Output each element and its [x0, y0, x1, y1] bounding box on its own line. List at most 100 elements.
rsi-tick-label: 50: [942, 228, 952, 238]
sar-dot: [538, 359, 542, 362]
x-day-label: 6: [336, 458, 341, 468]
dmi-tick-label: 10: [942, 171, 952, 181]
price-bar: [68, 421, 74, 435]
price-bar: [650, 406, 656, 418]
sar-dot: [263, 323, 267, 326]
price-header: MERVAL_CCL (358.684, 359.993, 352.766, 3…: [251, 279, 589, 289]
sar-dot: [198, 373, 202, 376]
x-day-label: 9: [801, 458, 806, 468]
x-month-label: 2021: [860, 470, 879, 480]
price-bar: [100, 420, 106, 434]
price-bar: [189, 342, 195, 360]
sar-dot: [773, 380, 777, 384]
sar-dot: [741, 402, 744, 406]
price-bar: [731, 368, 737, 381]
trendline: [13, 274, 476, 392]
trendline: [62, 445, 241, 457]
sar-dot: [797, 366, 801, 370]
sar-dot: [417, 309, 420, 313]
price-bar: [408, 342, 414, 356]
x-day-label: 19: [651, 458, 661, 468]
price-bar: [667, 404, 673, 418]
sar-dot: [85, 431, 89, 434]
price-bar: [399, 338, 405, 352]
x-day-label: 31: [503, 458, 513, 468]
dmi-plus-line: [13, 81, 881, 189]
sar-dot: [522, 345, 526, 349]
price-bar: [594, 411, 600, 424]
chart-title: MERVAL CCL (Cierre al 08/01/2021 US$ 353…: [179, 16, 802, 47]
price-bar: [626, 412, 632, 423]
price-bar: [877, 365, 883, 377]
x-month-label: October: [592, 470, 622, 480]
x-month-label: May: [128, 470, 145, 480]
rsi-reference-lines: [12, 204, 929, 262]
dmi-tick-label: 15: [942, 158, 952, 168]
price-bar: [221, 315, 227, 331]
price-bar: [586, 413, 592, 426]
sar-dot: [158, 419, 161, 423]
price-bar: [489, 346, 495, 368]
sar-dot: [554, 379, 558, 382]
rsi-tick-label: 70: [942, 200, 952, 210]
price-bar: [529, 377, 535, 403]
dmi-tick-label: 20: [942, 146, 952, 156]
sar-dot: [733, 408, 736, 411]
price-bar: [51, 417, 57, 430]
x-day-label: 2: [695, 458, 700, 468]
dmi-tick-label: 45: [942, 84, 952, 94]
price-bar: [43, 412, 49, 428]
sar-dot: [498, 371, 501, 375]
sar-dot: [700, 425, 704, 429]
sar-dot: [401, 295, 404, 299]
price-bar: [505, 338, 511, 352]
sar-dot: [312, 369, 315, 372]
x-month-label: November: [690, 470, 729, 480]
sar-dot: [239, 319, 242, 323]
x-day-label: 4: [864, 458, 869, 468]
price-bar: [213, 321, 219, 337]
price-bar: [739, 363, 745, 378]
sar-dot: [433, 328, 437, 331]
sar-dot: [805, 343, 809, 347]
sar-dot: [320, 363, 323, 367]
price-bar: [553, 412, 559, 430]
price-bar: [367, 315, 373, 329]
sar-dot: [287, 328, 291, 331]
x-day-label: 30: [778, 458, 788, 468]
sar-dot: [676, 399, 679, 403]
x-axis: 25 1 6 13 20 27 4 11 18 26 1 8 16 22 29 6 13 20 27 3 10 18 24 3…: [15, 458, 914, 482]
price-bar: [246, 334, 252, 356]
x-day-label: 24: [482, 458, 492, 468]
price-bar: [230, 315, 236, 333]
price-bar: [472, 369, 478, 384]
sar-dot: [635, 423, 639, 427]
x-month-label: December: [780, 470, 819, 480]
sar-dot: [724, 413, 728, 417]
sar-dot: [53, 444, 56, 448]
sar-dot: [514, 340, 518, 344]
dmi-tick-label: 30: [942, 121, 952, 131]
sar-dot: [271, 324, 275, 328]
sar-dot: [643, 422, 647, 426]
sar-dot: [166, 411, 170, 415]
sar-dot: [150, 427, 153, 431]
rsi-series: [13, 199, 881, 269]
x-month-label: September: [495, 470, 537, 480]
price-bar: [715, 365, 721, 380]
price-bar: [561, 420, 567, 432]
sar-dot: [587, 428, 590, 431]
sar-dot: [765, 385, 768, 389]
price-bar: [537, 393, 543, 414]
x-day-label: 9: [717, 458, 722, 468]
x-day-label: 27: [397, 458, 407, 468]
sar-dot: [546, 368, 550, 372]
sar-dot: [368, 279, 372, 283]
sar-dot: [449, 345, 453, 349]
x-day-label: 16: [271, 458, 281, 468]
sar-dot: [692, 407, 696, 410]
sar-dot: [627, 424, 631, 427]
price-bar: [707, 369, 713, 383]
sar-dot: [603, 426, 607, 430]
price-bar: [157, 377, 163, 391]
○ ○ ○ ○ ○ ○ ○
- [EXERCISE PROMPT]:
Return every line of the material above unchanged.

- [OUTPUT FOR THIS TASK]:
Output each element and its [x0, y0, x1, y1] bounding box on its own line. List at most 100 elements.
rsi-tick-label: 50: [942, 228, 952, 238]
sar-dot: [538, 359, 542, 362]
x-day-label: 6: [336, 458, 341, 468]
dmi-tick-label: 10: [942, 171, 952, 181]
price-bar: [68, 421, 74, 435]
price-bar: [650, 406, 656, 418]
sar-dot: [263, 323, 267, 326]
price-header: MERVAL_CCL (358.684, 359.993, 352.766, 3…: [251, 279, 589, 289]
sar-dot: [198, 373, 202, 376]
x-day-label: 9: [801, 458, 806, 468]
x-month-label: 2021: [860, 470, 879, 480]
price-bar: [100, 420, 106, 434]
price-bar: [189, 342, 195, 360]
sar-dot: [773, 380, 777, 384]
sar-dot: [741, 402, 744, 406]
price-bar: [731, 368, 737, 381]
trendline: [13, 274, 476, 392]
trendline: [62, 445, 241, 457]
sar-dot: [797, 366, 801, 370]
sar-dot: [417, 309, 420, 313]
price-bar: [408, 342, 414, 356]
x-day-label: 19: [651, 458, 661, 468]
price-bar: [667, 404, 673, 418]
sar-dot: [85, 431, 89, 434]
price-bar: [399, 338, 405, 352]
x-day-label: 31: [503, 458, 513, 468]
dmi-plus-line: [13, 81, 881, 189]
sar-dot: [522, 345, 526, 349]
price-bar: [594, 411, 600, 424]
chart-title: MERVAL CCL (Cierre al 08/01/2021 US$ 353…: [179, 16, 802, 47]
price-bar: [626, 412, 632, 423]
price-bar: [877, 365, 883, 377]
x-month-label: October: [592, 470, 622, 480]
x-month-label: May: [128, 470, 145, 480]
rsi-reference-lines: [12, 204, 929, 262]
dmi-tick-label: 15: [942, 158, 952, 168]
price-bar: [221, 315, 227, 331]
price-bar: [586, 413, 592, 426]
sar-dot: [158, 419, 161, 423]
price-bar: [489, 346, 495, 368]
sar-dot: [554, 379, 558, 382]
rsi-tick-label: 70: [942, 200, 952, 210]
price-bar: [529, 377, 535, 403]
dmi-tick-label: 20: [942, 146, 952, 156]
sar-dot: [733, 408, 736, 411]
price-bar: [51, 417, 57, 430]
x-day-label: 2: [695, 458, 700, 468]
dmi-tick-label: 45: [942, 84, 952, 94]
price-bar: [43, 412, 49, 428]
sar-dot: [498, 371, 501, 375]
sar-dot: [700, 425, 704, 429]
sar-dot: [401, 295, 404, 299]
price-bar: [505, 338, 511, 352]
sar-dot: [312, 369, 315, 372]
x-month-label: November: [690, 470, 729, 480]
sar-dot: [239, 319, 242, 323]
x-day-label: 4: [864, 458, 869, 468]
price-bar: [213, 321, 219, 337]
price-bar: [739, 363, 745, 378]
sar-dot: [433, 328, 437, 331]
sar-dot: [805, 343, 809, 347]
sar-dot: [320, 363, 323, 367]
price-bar: [553, 412, 559, 430]
price-bar: [367, 315, 373, 329]
sar-dot: [287, 328, 291, 331]
x-day-label: 30: [778, 458, 788, 468]
sar-dot: [676, 399, 679, 403]
x-axis: 25 1 6 13 20 27 4 11 18 26 1 8 16 22 29 6 13 20 27 3 10 18 24 3…: [15, 458, 914, 482]
price-bar: [246, 334, 252, 356]
x-day-label: 24: [482, 458, 492, 468]
price-bar: [230, 315, 236, 333]
price-bar: [472, 369, 478, 384]
sar-dot: [635, 423, 639, 427]
x-month-label: December: [780, 470, 819, 480]
sar-dot: [724, 413, 728, 417]
sar-dot: [53, 444, 56, 448]
sar-dot: [514, 340, 518, 344]
dmi-tick-label: 30: [942, 121, 952, 131]
sar-dot: [271, 324, 275, 328]
sar-dot: [643, 422, 647, 426]
sar-dot: [166, 411, 170, 415]
sar-dot: [150, 427, 153, 431]
rsi-series: [13, 199, 881, 269]
x-month-label: September: [495, 470, 537, 480]
price-bar: [715, 365, 721, 380]
price-bar: [561, 420, 567, 432]
sar-dot: [587, 428, 590, 431]
sar-dot: [765, 385, 768, 389]
price-bar: [537, 393, 543, 414]
x-day-label: 9: [717, 458, 722, 468]
x-day-label: 27: [397, 458, 407, 468]
sar-dot: [546, 368, 550, 372]
sar-dot: [368, 279, 372, 283]
sar-dot: [449, 345, 453, 349]
x-day-label: 16: [271, 458, 281, 468]
sar-dot: [692, 407, 696, 410]
sar-dot: [627, 424, 631, 427]
price-bar: [707, 369, 713, 383]
sar-dot: [603, 426, 607, 430]
price-bar: [157, 377, 163, 391]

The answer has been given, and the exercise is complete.